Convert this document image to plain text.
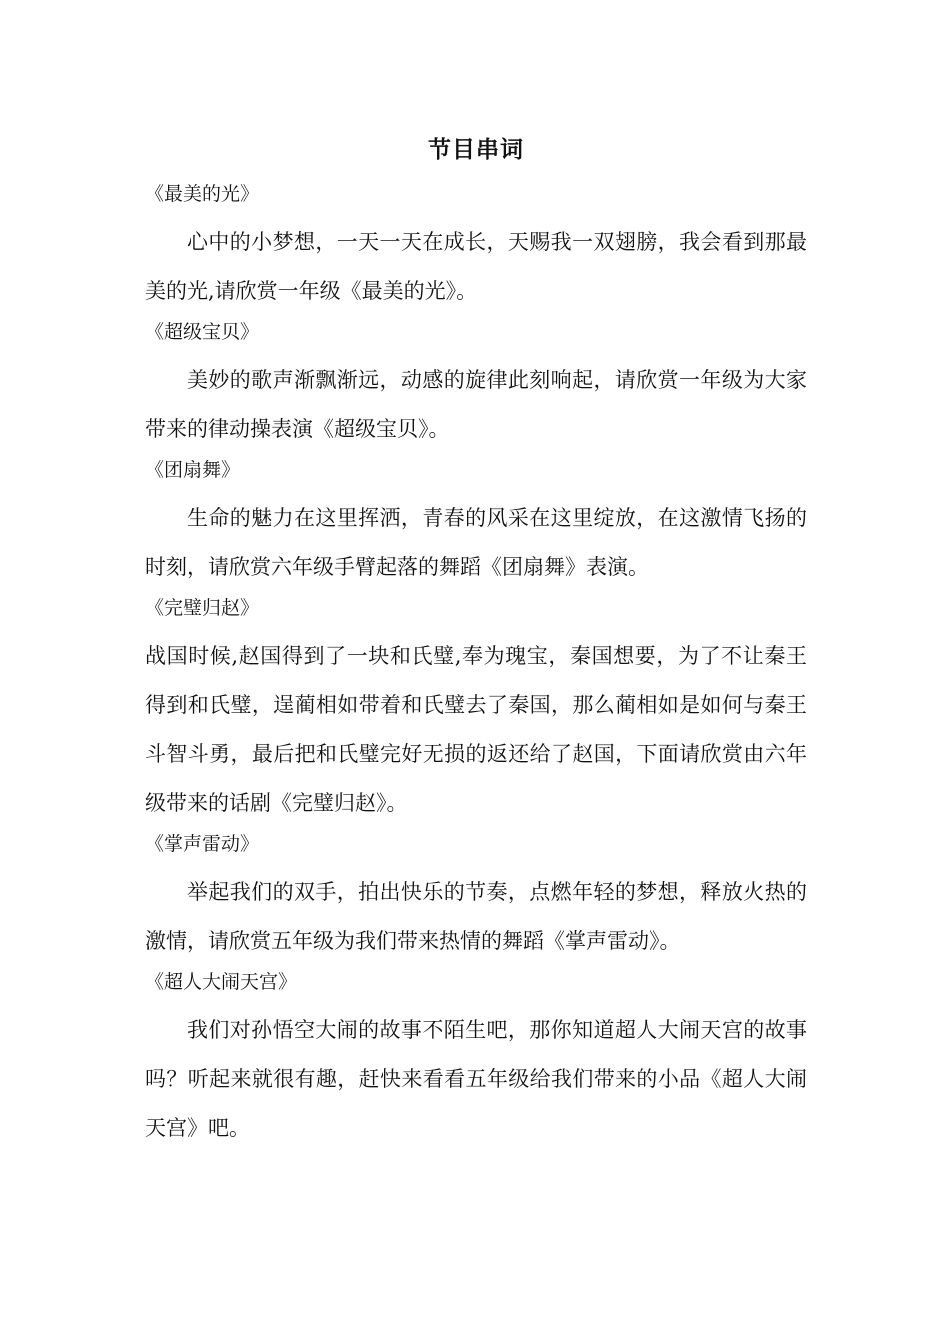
节目串词
《最美的光》
心中的小梦想，一天一天在成长，天赐我一双翅膀，我会看到那最美的光,请欣赏一年级《最美的光》。
《超级宝贝》
美妙的歌声渐飘渐远，动感的旋律此刻响起，请欣赏一年级为大家带来的律动操表演《超级宝贝》。
《团扇舞》
生命的魅力在这里挥洒，青春的风采在这里绽放，在这激情飞扬的时刻，请欣赏六年级手臂起落的舞蹈《团扇舞》表演。
《完璧归赵》
战国时候,赵国得到了一块和氏璧,奉为瑰宝，秦国想要，为了不让秦王得到和氏璧，逞蔺相如带着和氏璧去了秦国，那么蔺相如是如何与秦王斗智斗勇，最后把和氏璧完好无损的返还给了赵国，下面请欣赏由六年级带来的话剧《完璧归赵》。
《掌声雷动》
举起我们的双手，拍出快乐的节奏，点燃年轻的梦想，释放火热的激情，请欣赏五年级为我们带来热情的舞蹈《掌声雷动》。
《超人大闹天宫》
我们对孙悟空大闹的故事不陌生吧，那你知道超人大闹天宫的故事吗？听起来就很有趣，赶快来看看五年级给我们带来的小品《超人大闹天宫》吧。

▬▬▬▬▬▬

* **What this task involves**
Reproduce the listing above exactly, excluding all pictures.

* **The solution**
Convert this document image to plain text.
节目串词
《最美的光》
心中的小梦想，一天一天在成长，天赐我一双翅膀，我会看到那最美的光,请欣赏一年级《最美的光》。
《超级宝贝》
美妙的歌声渐飘渐远，动感的旋律此刻响起，请欣赏一年级为大家带来的律动操表演《超级宝贝》。
《团扇舞》
生命的魅力在这里挥洒，青春的风采在这里绽放，在这激情飞扬的时刻，请欣赏六年级手臂起落的舞蹈《团扇舞》表演。
《完璧归赵》
战国时候,赵国得到了一块和氏璧,奉为瑰宝，秦国想要，为了不让秦王得到和氏璧，逞蔺相如带着和氏璧去了秦国，那么蔺相如是如何与秦王斗智斗勇，最后把和氏璧完好无损的返还给了赵国，下面请欣赏由六年级带来的话剧《完璧归赵》。
《掌声雷动》
举起我们的双手，拍出快乐的节奏，点燃年轻的梦想，释放火热的激情，请欣赏五年级为我们带来热情的舞蹈《掌声雷动》。
《超人大闹天宫》
我们对孙悟空大闹的故事不陌生吧，那你知道超人大闹天宫的故事吗？听起来就很有趣，赶快来看看五年级给我们带来的小品《超人大闹天宫》吧。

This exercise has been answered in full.